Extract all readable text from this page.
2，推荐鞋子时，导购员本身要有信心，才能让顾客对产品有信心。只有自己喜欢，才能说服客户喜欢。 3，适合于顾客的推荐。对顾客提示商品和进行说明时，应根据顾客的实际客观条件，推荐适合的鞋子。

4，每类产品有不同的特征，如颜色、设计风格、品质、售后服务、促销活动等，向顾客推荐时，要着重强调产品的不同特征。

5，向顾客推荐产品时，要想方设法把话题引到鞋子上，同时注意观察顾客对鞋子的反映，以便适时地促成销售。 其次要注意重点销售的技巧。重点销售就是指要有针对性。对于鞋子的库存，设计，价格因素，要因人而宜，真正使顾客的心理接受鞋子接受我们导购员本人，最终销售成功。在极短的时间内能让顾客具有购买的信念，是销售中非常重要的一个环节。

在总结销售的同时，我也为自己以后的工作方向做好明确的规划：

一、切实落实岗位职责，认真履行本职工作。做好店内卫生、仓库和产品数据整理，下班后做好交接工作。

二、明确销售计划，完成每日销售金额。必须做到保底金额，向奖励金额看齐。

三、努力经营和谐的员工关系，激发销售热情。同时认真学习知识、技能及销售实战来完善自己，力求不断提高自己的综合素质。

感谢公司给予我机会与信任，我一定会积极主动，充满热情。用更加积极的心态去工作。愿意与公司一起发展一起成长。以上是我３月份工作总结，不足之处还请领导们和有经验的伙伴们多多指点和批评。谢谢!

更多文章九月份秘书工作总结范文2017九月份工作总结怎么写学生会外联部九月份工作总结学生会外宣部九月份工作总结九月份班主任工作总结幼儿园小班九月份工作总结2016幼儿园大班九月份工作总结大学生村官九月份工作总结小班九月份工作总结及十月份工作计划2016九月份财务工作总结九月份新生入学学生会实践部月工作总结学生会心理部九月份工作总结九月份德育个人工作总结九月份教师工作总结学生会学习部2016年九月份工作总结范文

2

* **Exercise**
Each line in the material above must be retyped without alteration.

* **Final answer**
Extract all readable text from this page.
2，推荐鞋子时，导购员本身要有信心，才能让顾客对产品有信心。只有自己喜欢，才能说服客户喜欢。 3，适合于顾客的推荐。对顾客提示商品和进行说明时，应根据顾客的实际客观条件，推荐适合的鞋子。

4，每类产品有不同的特征，如颜色、设计风格、品质、售后服务、促销活动等，向顾客推荐时，要着重强调产品的不同特征。

5，向顾客推荐产品时，要想方设法把话题引到鞋子上，同时注意观察顾客对鞋子的反映，以便适时地促成销售。 其次要注意重点销售的技巧。重点销售就是指要有针对性。对于鞋子的库存，设计，价格因素，要因人而宜，真正使顾客的心理接受鞋子接受我们导购员本人，最终销售成功。在极短的时间内能让顾客具有购买的信念，是销售中非常重要的一个环节。

在总结销售的同时，我也为自己以后的工作方向做好明确的规划：

一、切实落实岗位职责，认真履行本职工作。做好店内卫生、仓库和产品数据整理，下班后做好交接工作。

二、明确销售计划，完成每日销售金额。必须做到保底金额，向奖励金额看齐。

三、努力经营和谐的员工关系，激发销售热情。同时认真学习知识、技能及销售实战来完善自己，力求不断提高自己的综合素质。

感谢公司给予我机会与信任，我一定会积极主动，充满热情。用更加积极的心态去工作。愿意与公司一起发展一起成长。以上是我３月份工作总结，不足之处还请领导们和有经验的伙伴们多多指点和批评。谢谢!

更多文章九月份秘书工作总结范文2017九月份工作总结怎么写学生会外联部九月份工作总结学生会外宣部九月份工作总结九月份班主任工作总结幼儿园小班九月份工作总结2016幼儿园大班九月份工作总结大学生村官九月份工作总结小班九月份工作总结及十月份工作计划2016九月份财务工作总结九月份新生入学学生会实践部月工作总结学生会心理部九月份工作总结九月份德育个人工作总结九月份教师工作总结学生会学习部2016年九月份工作总结范文

2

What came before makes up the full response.